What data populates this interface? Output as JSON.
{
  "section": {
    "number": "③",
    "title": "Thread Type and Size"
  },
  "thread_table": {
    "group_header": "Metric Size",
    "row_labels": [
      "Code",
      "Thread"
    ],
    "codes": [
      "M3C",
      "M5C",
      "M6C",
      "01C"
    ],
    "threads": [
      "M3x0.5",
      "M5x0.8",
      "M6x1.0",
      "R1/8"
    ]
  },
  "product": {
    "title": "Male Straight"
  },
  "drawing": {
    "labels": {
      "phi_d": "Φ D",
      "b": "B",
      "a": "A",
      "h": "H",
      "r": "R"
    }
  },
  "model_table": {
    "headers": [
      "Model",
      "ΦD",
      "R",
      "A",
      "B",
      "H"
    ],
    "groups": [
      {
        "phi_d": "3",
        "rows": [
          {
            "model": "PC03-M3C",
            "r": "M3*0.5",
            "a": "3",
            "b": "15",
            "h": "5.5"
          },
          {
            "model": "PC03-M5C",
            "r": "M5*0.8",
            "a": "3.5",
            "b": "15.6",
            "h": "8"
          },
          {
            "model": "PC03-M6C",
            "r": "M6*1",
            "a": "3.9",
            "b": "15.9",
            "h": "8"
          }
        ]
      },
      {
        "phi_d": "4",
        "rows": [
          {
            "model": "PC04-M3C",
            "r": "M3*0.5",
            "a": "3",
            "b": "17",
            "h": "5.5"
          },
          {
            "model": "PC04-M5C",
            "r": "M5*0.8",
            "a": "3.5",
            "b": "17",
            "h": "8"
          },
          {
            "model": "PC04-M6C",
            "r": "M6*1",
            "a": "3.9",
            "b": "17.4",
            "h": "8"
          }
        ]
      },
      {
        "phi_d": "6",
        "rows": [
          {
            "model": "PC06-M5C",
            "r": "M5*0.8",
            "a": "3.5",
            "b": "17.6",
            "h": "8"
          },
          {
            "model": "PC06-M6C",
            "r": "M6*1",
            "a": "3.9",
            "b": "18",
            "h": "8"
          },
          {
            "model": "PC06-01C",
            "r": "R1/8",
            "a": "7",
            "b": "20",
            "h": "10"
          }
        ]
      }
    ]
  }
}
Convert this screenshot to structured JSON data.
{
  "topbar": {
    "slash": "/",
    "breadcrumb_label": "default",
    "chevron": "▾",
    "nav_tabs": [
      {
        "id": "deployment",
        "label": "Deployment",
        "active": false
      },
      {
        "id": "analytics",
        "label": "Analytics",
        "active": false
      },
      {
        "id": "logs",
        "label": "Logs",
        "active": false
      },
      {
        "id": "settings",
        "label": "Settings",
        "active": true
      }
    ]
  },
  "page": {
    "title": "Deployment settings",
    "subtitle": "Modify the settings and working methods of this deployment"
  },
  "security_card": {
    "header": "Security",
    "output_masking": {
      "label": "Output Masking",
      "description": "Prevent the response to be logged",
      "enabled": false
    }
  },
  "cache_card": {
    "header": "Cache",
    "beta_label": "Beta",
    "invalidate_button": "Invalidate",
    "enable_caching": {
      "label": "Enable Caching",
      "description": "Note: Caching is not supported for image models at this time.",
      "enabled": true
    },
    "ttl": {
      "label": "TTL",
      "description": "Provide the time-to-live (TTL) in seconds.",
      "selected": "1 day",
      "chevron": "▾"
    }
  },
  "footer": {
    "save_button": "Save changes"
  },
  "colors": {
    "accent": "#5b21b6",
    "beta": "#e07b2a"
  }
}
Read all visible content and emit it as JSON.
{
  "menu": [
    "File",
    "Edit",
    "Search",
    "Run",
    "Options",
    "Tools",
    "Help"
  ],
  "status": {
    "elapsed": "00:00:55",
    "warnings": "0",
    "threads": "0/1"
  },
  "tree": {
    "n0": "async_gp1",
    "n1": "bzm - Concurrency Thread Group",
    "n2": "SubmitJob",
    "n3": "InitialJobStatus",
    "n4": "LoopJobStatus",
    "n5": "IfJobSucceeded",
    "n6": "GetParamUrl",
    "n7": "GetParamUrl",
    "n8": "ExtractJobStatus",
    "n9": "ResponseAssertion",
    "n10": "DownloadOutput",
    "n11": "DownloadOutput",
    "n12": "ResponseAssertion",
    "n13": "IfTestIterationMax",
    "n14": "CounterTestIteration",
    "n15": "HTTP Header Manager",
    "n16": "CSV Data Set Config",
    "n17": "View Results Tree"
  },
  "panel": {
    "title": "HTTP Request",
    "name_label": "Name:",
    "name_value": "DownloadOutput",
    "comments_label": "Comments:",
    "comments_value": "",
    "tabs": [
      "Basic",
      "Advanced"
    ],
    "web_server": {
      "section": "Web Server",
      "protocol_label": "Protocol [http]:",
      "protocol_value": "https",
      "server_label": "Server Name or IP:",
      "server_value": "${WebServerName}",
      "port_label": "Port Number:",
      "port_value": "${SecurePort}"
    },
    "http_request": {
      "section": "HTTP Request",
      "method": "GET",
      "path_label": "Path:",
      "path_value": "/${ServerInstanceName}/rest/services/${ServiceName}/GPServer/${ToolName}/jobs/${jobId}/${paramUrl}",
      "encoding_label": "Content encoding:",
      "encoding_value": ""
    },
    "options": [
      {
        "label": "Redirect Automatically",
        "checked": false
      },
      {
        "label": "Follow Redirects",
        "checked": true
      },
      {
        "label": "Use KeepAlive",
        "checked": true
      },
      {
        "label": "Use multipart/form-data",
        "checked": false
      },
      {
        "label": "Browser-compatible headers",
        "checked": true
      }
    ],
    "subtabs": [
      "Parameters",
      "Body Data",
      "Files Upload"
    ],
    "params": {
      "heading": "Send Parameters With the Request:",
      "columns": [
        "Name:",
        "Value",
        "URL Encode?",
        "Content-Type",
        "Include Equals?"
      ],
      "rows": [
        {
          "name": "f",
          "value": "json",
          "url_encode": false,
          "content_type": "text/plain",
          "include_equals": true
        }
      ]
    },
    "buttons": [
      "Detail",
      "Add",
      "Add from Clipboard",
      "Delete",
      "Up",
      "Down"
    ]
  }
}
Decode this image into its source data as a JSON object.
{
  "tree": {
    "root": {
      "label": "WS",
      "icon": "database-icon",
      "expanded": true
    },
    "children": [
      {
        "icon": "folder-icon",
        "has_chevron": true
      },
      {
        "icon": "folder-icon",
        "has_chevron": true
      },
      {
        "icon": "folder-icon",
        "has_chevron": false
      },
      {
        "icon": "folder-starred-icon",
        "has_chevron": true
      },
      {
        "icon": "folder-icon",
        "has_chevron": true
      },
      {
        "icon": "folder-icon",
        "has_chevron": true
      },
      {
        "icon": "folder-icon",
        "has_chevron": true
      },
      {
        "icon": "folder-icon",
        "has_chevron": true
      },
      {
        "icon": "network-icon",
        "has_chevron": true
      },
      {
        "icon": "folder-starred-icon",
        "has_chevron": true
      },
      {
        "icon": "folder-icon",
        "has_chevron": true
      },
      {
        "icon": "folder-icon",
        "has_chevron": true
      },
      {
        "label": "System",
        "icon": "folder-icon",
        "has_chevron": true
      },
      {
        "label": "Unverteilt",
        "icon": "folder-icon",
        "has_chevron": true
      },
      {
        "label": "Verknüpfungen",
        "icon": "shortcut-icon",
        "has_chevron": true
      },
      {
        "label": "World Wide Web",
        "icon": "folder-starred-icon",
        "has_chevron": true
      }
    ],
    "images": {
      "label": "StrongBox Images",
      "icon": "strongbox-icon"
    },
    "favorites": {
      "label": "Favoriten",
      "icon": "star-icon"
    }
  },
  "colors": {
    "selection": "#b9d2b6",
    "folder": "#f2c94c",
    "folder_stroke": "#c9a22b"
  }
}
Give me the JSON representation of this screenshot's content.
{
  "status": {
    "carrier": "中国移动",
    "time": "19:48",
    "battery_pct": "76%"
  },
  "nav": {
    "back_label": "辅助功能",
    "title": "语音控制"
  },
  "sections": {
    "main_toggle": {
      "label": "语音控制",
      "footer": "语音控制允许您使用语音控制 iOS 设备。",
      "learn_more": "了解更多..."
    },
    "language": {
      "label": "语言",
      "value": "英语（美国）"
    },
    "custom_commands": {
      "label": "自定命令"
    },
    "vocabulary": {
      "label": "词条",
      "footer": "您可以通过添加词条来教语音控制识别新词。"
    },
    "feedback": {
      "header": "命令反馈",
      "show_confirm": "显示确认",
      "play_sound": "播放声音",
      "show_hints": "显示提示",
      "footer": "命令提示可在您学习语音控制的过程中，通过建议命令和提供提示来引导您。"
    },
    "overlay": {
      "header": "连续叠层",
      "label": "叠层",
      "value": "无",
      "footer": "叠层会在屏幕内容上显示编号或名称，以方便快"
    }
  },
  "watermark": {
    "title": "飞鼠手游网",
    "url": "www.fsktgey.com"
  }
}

▶ The task:
Search the listing above for the string "Parameters". Copy every line that contains it.

▶ Finished exercise:
      "Parameters",
      "heading": "Send Parameters With the Request:",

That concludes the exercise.